▶ [The exercise] Check each line for the word "запись" and give how many have it. Say nothing else.

— START OF Provided information —

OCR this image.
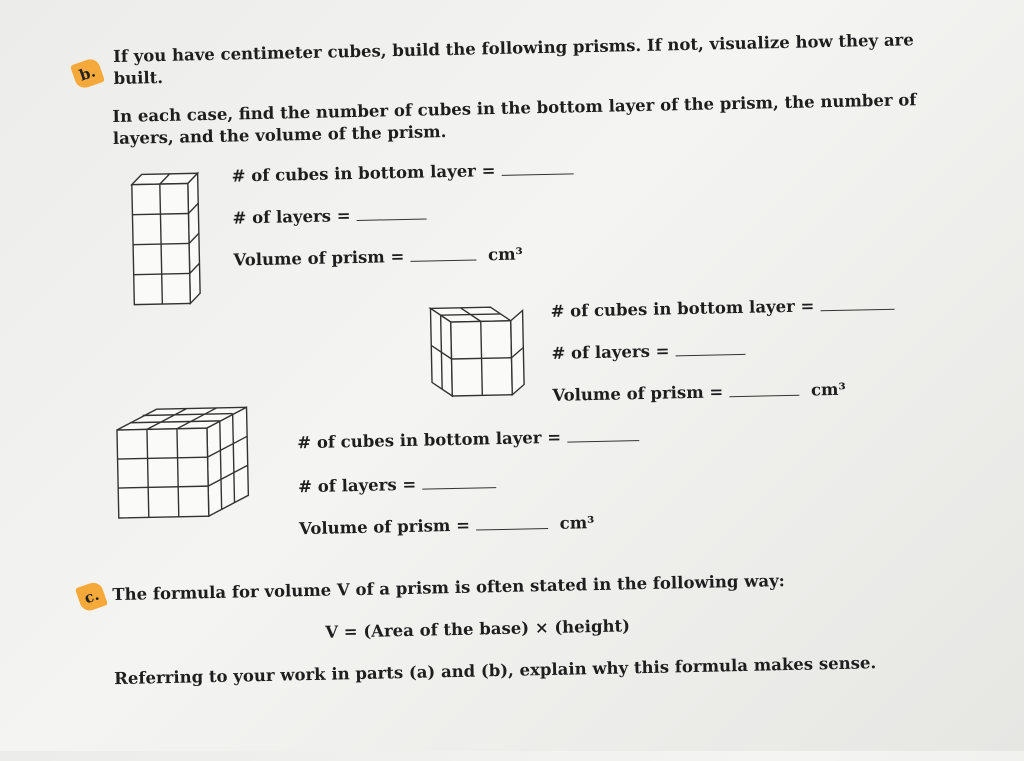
b.
If you have centimeter cubes, build the following prisms. If not, visualize how they are
built.
In each case, find the number of cubes in the bottom layer of the prism, the number of
layers, and the volume of the prism.
# of cubes in bottom layer =
# of layers =
Volume of prism =	cm³
# of cubes in bottom layer =
# of layers =
Volume of prism =	cm³
# of cubes in bottom layer =
# of layers =
Volume of prism =	cm³
c. The formula for volume V of a prism is often stated in the following way:
V = (Area of the base) × (height)
Referring to your work in parts (a) and (b), explain why this formula makes sense.
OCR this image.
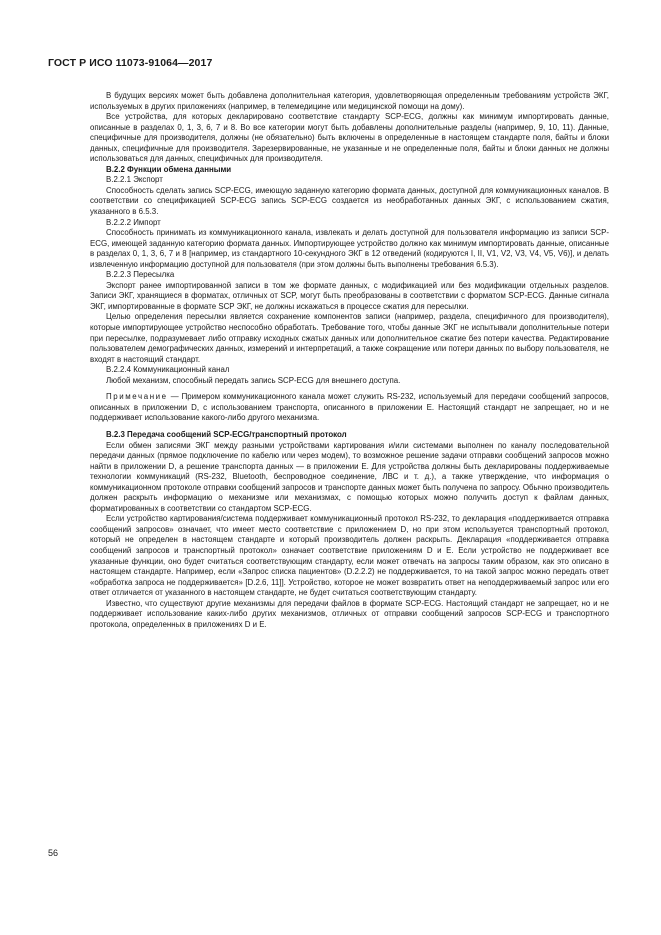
ГОСТ Р ИСО 11073-91064—2017

В будущих версиях может быть добавлена дополнительная категория, удовлетворяющая определенным требованиям устройств ЭКГ, используемых в других приложениях (например, в телемедицине или медицинской помощи на дому).

Все устройства, для которых декларировано соответствие стандарту SCP-ECG, должны как минимум импортировать данные, описанные в разделах 0, 1, 3, 6, 7 и 8. Во все категории могут быть добавлены дополнительные разделы (например, 9, 10, 11). Данные, специфичные для производителя, должны (не обязательно) быть включены в определенные в настоящем стандарте поля, байты и блоки данных, специфичные для производителя. Зарезервированные, не указанные и не определенные поля, байты и блоки данных не должны использоваться для данных, специфичных для производителя.

В.2.2 Функции обмена данными

В.2.2.1 Экспорт

Способность сделать запись SCP-ECG, имеющую заданную категорию формата данных, доступной для коммуникационных каналов. В соответствии со спецификацией SCP-ECG запись SCP-ECG создается из необработанных данных ЭКГ, с использованием сжатия, указанного в 6.5.3.

В.2.2.2 Импорт

Способность принимать из коммуникационного канала, извлекать и делать доступной для пользователя информацию из записи SCP-ECG, имеющей заданную категорию формата данных. Импортирующее устройство должно как минимум импортировать данные, описанные в разделах 0, 1, 3, 6, 7 и 8 [например, из стандартного 10-секундного ЭКГ в 12 отведений (кодируются I, II, V1, V2, V3, V4, V5, V6)], и делать извлеченную информацию доступной для пользователя (при этом должны быть выполнены требования 6.5.3).

В.2.2.3 Пересылка

Экспорт ранее импортированной записи в том же формате данных, с модификацией или без модификации отдельных разделов. Записи ЭКГ, хранящиеся в форматах, отличных от SCP, могут быть преобразованы в соответствии с форматом SCP-ECG. Данные сигнала ЭКГ, импортированные в формате SCP ЭКГ, не должны искажаться в процессе сжатия для пересылки.

Целью определения пересылки является сохранение компонентов записи (например, раздела, специфичного для производителя), которые импортирующее устройство неспособно обработать. Требование того, чтобы данные ЭКГ не испытывали дополнительные потери при пересылке, подразумевает либо отправку исходных сжатых данных или дополнительное сжатие без потери качества. Редактирование пользователем демографических данных, измерений и интерпретаций, а также сокращение или потери данных по выбору пользователя, не входят в настоящий стандарт.

В.2.2.4 Коммуникационный канал

Любой механизм, способный передать запись SCP-ECG для внешнего доступа.

Примечание — Примером коммуникационного канала может служить RS-232, используемый для передачи сообщений запросов, описанных в приложении D, с использованием транспорта, описанного в приложении E. Настоящий стандарт не запрещает, но и не поддерживает использование какого-либо другого механизма.

В.2.3 Передача сообщений SCP-ECG/транспортный протокол

Если обмен записями ЭКГ между разными устройствами картирования и/или системами выполнен по каналу последовательной передачи данных (прямое подключение по кабелю или через модем), то возможное решение задачи отправки сообщений запросов можно найти в приложении D, а решение транспорта данных — в приложении E. Для устройства должны быть декларированы поддерживаемые технологии коммуникаций (RS-232, Bluetooth, беспроводное соединение, ЛВС и т. д.), а также утверждение, что информация о коммуникационном протоколе отправки сообщений запросов и транспорте данных может быть получена по запросу. Обычно производитель должен раскрыть информацию о механизме или механизмах, с помощью которых можно получить доступ к файлам данных, форматированных в соответствии со стандартом SCP-ECG.

Если устройство картирования/система поддерживает коммуникационный протокол RS-232, то декларация «поддерживается отправка сообщений запросов» означает, что имеет место соответствие с приложением D, но при этом используется транспортный протокол, который не определен в настоящем стандарте и который производитель должен раскрыть. Декларация «поддерживается отправка сообщений запросов и транспортный протокол» означает соответствие приложениям D и E. Если устройство не поддерживает все указанные функции, оно будет считаться соответствующим стандарту, если может отвечать на запросы таким образом, как это описано в настоящем стандарте. Например, если «Запрос списка пациентов» (D.2.2.2) не поддерживается, то на такой запрос можно передать ответ «обработка запроса не поддерживается» [D.2.6, 11]]. Устройство, которое не может возвратить ответ на неподдерживаемый запрос или его ответ отличается от указанного в настоящем стандарте, не будет считаться соответствующим стандарту.

Известно, что существуют другие механизмы для передачи файлов в формате SCP-ECG. Настоящий стандарт не запрещает, но и не поддерживает использование каких-либо других механизмов, отличных от отправки сообщений запросов SCP-ECG и транспортного протокола, определенных в приложениях D и E.

56
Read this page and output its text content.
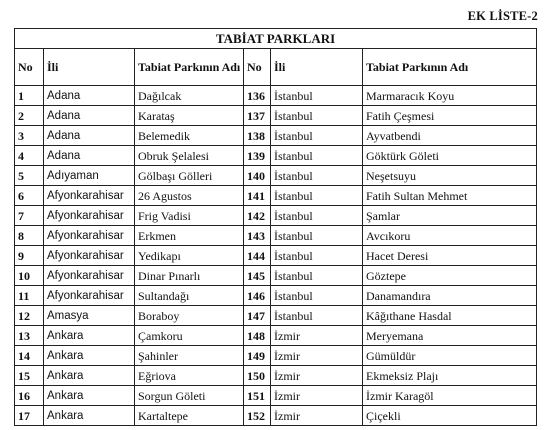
EK LİSTE-2
TABİAT PARKLARI					
No	İli	Tabiat Parkının Adı	No	İli	Tabiat Parkının Adı
1	Adana	Dağılcak	136	İstanbul	Marmaracık Koyu
2	Adana	Karataş	137	İstanbul	Fatih Çeşmesi
3	Adana	Belemedik	138	İstanbul	Ayvatbendi
4	Adana	Obruk Şelalesi	139	İstanbul	Göktürk Göleti
5	Adıyaman	Gölbaşı Gölleri	140	İstanbul	Neşetsuyu
6	Afyonkarahisar	26 Agustos	141	İstanbul	Fatih Sultan Mehmet
7	Afyonkarahisar	Frig Vadisi	142	İstanbul	Şamlar
8	Afyonkarahisar	Erkmen	143	İstanbul	Avcıkoru
9	Afyonkarahisar	Yedikapı	144	İstanbul	Hacet Deresi
10	Afyonkarahisar	Dinar Pınarlı	145	İstanbul	Göztepe
11	Afyonkarahisar	Sultandağı	146	İstanbul	Danamandıra
12	Amasya	Boraboy	147	İstanbul	Kâğıthane Hasdal
13	Ankara	Çamkoru	148	İzmir	Meryemana
14	Ankara	Şahinler	149	İzmir	Gümüldür
15	Ankara	Eğriova	150	İzmir	Ekmeksiz Plajı
16	Ankara	Sorgun Göleti	151	İzmir	İzmir Karagöl
17	Ankara	Kartaltepe	152	İzmir	Çiçekli
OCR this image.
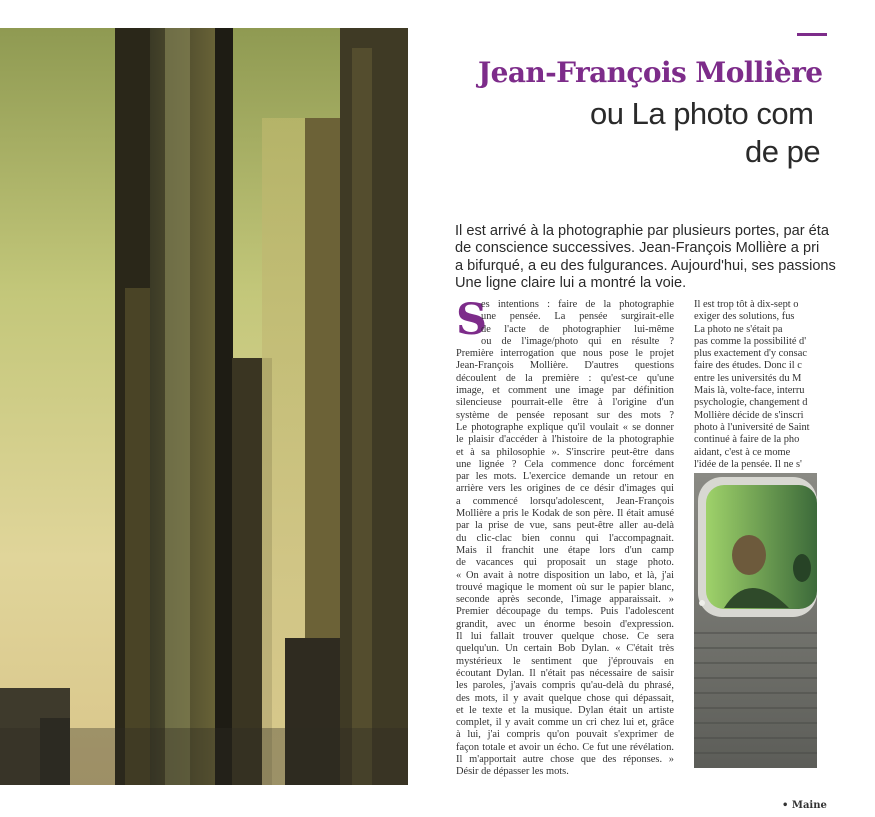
Jean-François Mollière
ou La photo com
de pe
Il est arrivé à la photographie par plusieurs portes, par éta
de conscience successives. Jean-François Mollière a pri
a bifurqué, a eu des fulgurances. Aujourd'hui, ses passions
Une ligne claire lui a montré la voie.
S
es intentions : faire de la photographie
une pensée. La pensée surgirait-elle
de l'acte de photographier lui-même
ou de l'image/photo qui en résulte ?
Première interrogation que nous pose le projet
Jean-François Mollière. D'autres questions
découlent de la première : qu'est-ce qu'une
image, et comment une image par définition
silencieuse pourrait-elle être à l'origine d'un
système de pensée reposant sur des mots ?
Le photographe explique qu'il voulait « se donner
le plaisir d'accéder à l'histoire de la photographie
et à sa philosophie ». S'inscrire peut-être dans
une lignée ? Cela commence donc forcément
par les mots. L'exercice demande un retour en
arrière vers les origines de ce désir d'images qui
a commencé lorsqu'adolescent, Jean-François
Mollière a pris le Kodak de son père. Il était amusé
par la prise de vue, sans peut-être aller au-delà
du clic-clac bien connu qui l'accompagnait.
Mais il franchit une étape lors d'un camp
de vacances qui proposait un stage photo.
« On avait à notre disposition un labo, et là, j'ai
trouvé magique le moment où sur le papier blanc,
seconde après seconde, l'image apparaissait. »
Premier découpage du temps. Puis l'adolescent
grandit, avec un énorme besoin d'expression.
Il lui fallait trouver quelque chose. Ce sera
quelqu'un. Un certain Bob Dylan. « C'était très
mystérieux le sentiment que j'éprouvais en
écoutant Dylan. Il n'était pas nécessaire de saisir
les paroles, j'avais compris qu'au-delà du phrasé,
des mots, il y avait quelque chose qui dépassait,
et le texte et la musique. Dylan était un artiste
complet, il y avait comme un cri chez lui et, grâce
à lui, j'ai compris qu'on pouvait s'exprimer de
façon totale et avoir un écho. Ce fut une révélation.
Il m'apportait autre chose que des réponses. »
Désir de dépasser les mots.
Il est trop tôt à dix-sept o
exiger des solutions, fus
La photo ne s'était pa
pas comme la possibilité d'
plus exactement d'y consac
faire des études. Donc il c
entre les universités du M
Mais là, volte-face, interru
psychologie, changement d
Mollière décide de s'inscri
photo à l'université de Saint
continué à faire de la pho
aidant, c'est à ce mome
l'idée de la pensée. Il ne s'
• Maine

— END OF Provided information —

▶ [The answer] 2